■ **GIVEN TASK**
Output each entry below as it stands, leaving out every picture.

■ **INPUT DATA**
──────────

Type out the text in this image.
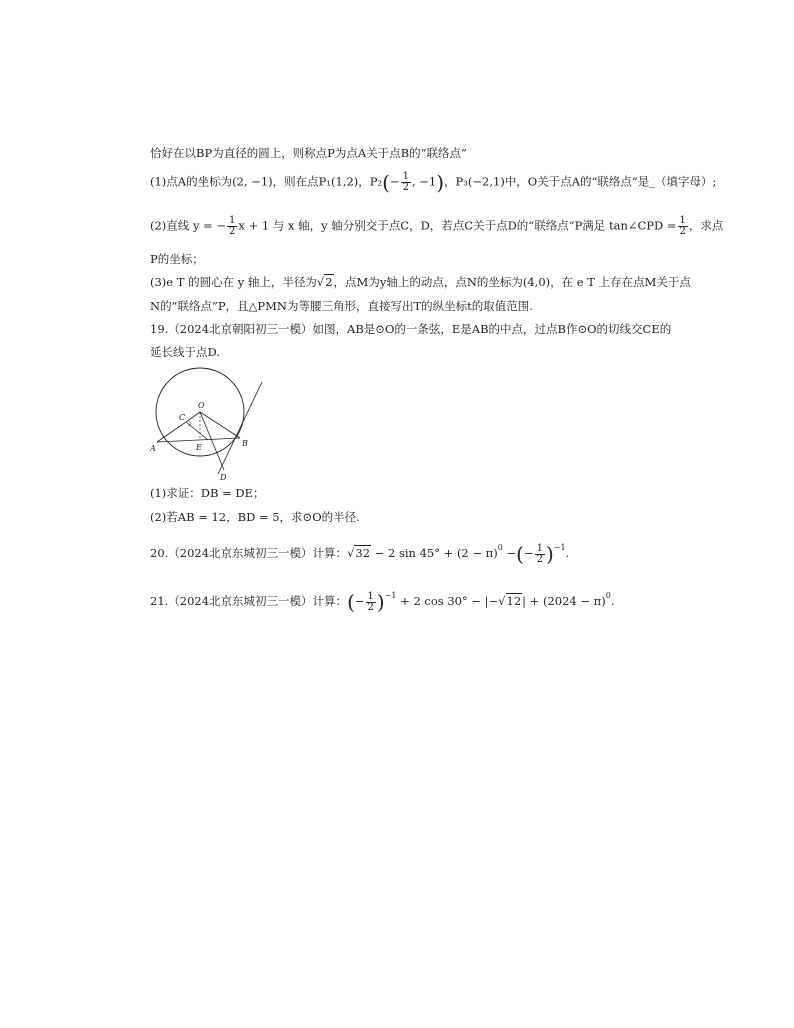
恰好在以BP为直径的圆上，则称点P为点A关于点B的“联络点”
(1)点A的坐标为(2, −1)，则在点P₁(1,2)，$P_2(- \frac{1}{2}$ , −1)，P₃(−2,1)中，O关于点A的“联络点”是_（填字母）;
(2)直线 y = − $\frac{1}{2}$ x + 1 与 x 轴，y 轴分别交于点C，D，若点C关于点D的“联络点”P满足 tan∠CPD = $\frac{1}{2}$ ，求点
P的坐标；
(3)e T 的圆心在 y 轴上，半径为√2，点M为y轴上的动点，点N的坐标为(4,0)，在 e T 上存在点M关于点
N的“联络点”P，且△PMN为等腰三角形，直接写出T的纵坐标t的取值范围.
19.（2024北京朝阳初三一模）如图，AB是⊙O的一条弦，E是AB的中点，过点B作⊙O的切线交CE的
延长线于点D.
O
C
A	E	B
D
(1)求证：DB = DE；
(2)若AB = 12，BD = 5，求⊙O的半径.
20.（2024北京东城初三一模）计算：√32 − 2 $\sin 45^\circ + (2 - \pi)^0$ −(− $\frac{1}{2} )^{-1}$.
21.（2024北京东城初三一模）计算：(− $\frac{1}{2} )^{-1} + 2$ $\cos 30^\circ - |-√12| + (2024 - \pi)^0$.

──────────

■ **PROBLEM SOLUTION**
Type out the text in this image.
恰好在以BP为直径的圆上，则称点P为点A关于点B的“联络点”
(1)点A的坐标为(2, −1)，则在点P₁(1,2)，$P_2(- \frac{1}{2}$ , −1)，P₃(−2,1)中，O关于点A的“联络点”是_（填字母）;
(2)直线 y = − $\frac{1}{2}$ x + 1 与 x 轴，y 轴分别交于点C，D，若点C关于点D的“联络点”P满足 tan∠CPD = $\frac{1}{2}$ ，求点
P的坐标；
(3)e T 的圆心在 y 轴上，半径为√2，点M为y轴上的动点，点N的坐标为(4,0)，在 e T 上存在点M关于点
N的“联络点”P，且△PMN为等腰三角形，直接写出T的纵坐标t的取值范围.
19.（2024北京朝阳初三一模）如图，AB是⊙O的一条弦，E是AB的中点，过点B作⊙O的切线交CE的
延长线于点D.
O
C
A	E	B
D
(1)求证：DB = DE；
(2)若AB = 12，BD = 5，求⊙O的半径.
20.（2024北京东城初三一模）计算：√32 − 2 $\sin 45^\circ + (2 - \pi)^0$ −(− $\frac{1}{2} )^{-1}$.
21.（2024北京东城初三一模）计算：(− $\frac{1}{2} )^{-1} + 2$ $\cos 30^\circ - |-√12| + (2024 - \pi)^0$.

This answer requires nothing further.